* _PASSAGE SHOWN_
*** Begin section ***
Working Remotely

Working Remotely – The past two weeks have been a little less normal to say the least, and with all of the news and information coming at us it’s often difficult to stay focused on the elements we can control as a small business.

We wanted to put out a little bit of a guidance on where we are and hopefully some information that will help businesses in general. First, we have been working remotely ahead of the Governor’s announcement. It not only seemed like a good business decision to move remote, it gives us all the ability to keep our clients requests flowing without slow down. In general, those requests have been related to updating websites, adding Covid-19 plans for customers to remove, getting information out on social media, and managing email notifications across their client base. All great, proactive pieces.

For us, it has been an opportunity to work with our day-to-day systems that I know I’ve personally taken for granted. I am going to be a little more detailed about what they are and how we use them with the hopes that other businesses migrating might be able to leverage some of the information for themselves.

Working Remote Blackout

Our projects are managed online through Basecamp; it’s a system we have had in place for at least seven years. Our team jumps on a daily call, reviews what is on the docket, and works through what is open there. Think of it as a robust to-do list that you can assign to individuals, add information or attachments to, and prioritize tasks. If you pre-plan a bit you should be able to work with a free account. Otherwise you can roll out multiple projects and the supporting to-do lists in a paid account.

Working Remote Blackout

For staying connected, we are using two tools. Trust me, there are hundreds to work from, but these are our tried and true tools. For conference calls we stick with GoTo Meeting. This allows screen shares, cameras if you want to find some levity in how the team is putting together their workspace at home, or just the basic conference call. Yes, there are a number of free tools out there, but this is one that we have found increased quality with their paid infrastructure. Outside of voice, we work in Slack as well. There is an amazing amount of depth to this tool, but just think of it as a chat that you can segment to keep everyone sharing files and information in real time (via a browser or a mobile app).
*** End section ***
* _EXERCISE BRIEF_
Extend the post on working remotely, picking up after its last sentence. The items after this point are separate material and are not part of the post on working remotely.

* _RECORDED DATA_
*** Begin section ***
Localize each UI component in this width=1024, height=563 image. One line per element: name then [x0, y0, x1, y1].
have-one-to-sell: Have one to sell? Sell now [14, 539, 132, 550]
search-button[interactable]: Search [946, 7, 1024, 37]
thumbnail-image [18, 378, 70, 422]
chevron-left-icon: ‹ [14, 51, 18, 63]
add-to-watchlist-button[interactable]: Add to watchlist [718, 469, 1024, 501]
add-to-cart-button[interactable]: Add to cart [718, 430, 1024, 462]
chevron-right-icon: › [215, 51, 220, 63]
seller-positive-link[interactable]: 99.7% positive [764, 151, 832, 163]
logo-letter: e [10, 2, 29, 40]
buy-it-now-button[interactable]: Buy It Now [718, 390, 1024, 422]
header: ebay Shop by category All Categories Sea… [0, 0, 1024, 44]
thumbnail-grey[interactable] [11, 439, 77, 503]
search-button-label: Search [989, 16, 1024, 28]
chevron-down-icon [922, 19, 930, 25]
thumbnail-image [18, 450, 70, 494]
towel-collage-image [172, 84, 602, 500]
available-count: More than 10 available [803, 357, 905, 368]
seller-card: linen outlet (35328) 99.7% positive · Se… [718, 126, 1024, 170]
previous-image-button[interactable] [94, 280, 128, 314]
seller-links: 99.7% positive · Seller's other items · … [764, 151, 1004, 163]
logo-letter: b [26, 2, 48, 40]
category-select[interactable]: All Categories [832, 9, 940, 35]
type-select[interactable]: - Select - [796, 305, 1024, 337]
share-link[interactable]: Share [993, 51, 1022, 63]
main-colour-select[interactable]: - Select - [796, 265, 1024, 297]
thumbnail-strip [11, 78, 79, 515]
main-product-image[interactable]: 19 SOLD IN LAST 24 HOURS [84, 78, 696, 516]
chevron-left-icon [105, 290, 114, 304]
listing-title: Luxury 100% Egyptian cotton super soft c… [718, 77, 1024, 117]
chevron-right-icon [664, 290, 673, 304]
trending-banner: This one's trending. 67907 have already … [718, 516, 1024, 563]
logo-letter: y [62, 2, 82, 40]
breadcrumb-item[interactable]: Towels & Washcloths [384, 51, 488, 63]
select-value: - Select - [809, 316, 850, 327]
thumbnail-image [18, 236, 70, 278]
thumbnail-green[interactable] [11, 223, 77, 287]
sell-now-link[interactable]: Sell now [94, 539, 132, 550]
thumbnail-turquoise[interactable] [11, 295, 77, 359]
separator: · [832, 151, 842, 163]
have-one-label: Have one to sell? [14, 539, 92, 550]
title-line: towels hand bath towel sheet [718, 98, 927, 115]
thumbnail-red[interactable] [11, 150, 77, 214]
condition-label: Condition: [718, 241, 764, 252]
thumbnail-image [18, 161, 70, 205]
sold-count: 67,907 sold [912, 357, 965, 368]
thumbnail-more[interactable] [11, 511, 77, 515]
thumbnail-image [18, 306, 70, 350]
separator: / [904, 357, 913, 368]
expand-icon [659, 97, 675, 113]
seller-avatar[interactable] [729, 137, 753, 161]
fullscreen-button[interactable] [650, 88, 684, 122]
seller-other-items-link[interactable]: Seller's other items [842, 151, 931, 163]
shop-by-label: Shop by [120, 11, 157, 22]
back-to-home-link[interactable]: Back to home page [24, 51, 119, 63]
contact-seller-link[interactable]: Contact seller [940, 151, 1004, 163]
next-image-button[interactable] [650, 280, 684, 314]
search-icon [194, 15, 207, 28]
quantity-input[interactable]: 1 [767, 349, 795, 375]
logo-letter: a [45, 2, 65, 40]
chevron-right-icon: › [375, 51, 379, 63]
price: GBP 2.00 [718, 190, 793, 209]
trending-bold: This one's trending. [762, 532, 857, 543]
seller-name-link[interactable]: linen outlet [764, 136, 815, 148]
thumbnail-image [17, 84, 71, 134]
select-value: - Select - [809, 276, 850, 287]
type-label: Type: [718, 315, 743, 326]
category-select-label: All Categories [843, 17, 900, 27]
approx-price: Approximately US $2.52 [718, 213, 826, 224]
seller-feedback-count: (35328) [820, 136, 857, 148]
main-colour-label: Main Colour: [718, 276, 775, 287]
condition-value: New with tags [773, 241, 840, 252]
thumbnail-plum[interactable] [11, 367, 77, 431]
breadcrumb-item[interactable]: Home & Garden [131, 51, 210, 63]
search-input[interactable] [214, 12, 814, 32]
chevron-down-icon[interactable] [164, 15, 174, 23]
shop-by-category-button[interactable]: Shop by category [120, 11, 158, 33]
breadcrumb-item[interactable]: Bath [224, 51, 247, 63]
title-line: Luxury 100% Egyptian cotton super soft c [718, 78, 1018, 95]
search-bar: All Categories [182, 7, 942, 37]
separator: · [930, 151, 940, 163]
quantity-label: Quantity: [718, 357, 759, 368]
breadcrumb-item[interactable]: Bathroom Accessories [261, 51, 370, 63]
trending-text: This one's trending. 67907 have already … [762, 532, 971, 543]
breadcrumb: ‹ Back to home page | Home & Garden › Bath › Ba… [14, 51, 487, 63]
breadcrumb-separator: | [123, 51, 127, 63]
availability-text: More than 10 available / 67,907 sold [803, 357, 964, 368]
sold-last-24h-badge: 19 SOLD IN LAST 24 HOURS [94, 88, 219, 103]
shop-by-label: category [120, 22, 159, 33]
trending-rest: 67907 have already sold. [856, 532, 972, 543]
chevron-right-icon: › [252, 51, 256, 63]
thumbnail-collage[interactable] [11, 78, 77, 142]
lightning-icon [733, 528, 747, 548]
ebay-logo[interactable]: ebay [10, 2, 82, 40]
*** End section ***
* _EXERCISE ANSWER_
Working Remote Blackout

We rely a lot on file sharing, and one of the more technical tools we implemented was a solution for a file server. This is another area where there are thousands of options. Ours is working with a Synology box using their quick connect to make it visible to the outside team off our network. Everyone can get to their files and we have a robust backup of the files through this system as well. This is what we use.

If any of this spurs any thoughts or questions, I would be happy to give you my advice. It’s one of those times that we feel every little bit can help a business. Just drop me an email jack @

Beyond the systems piece we are also eager to help some of our local retailers and restaurants get online to supplement their sales. Gone are the days of elaborate eCommerce setups. Our method can bypass your existing site and have a parallel site for transactions (that costs about $40 a month after it’s configured with no contract), and allows you to control the sale so you aren’t paying out to GrubHub or UberEats (if you do pickup or have your own delivery folks). We would be happy to get you set up to stem some of the shock all of our businesses are feeling.

So in short – we are thankful that we are humming right along from some comfortable locations and would love to make sure you all are able to do the same.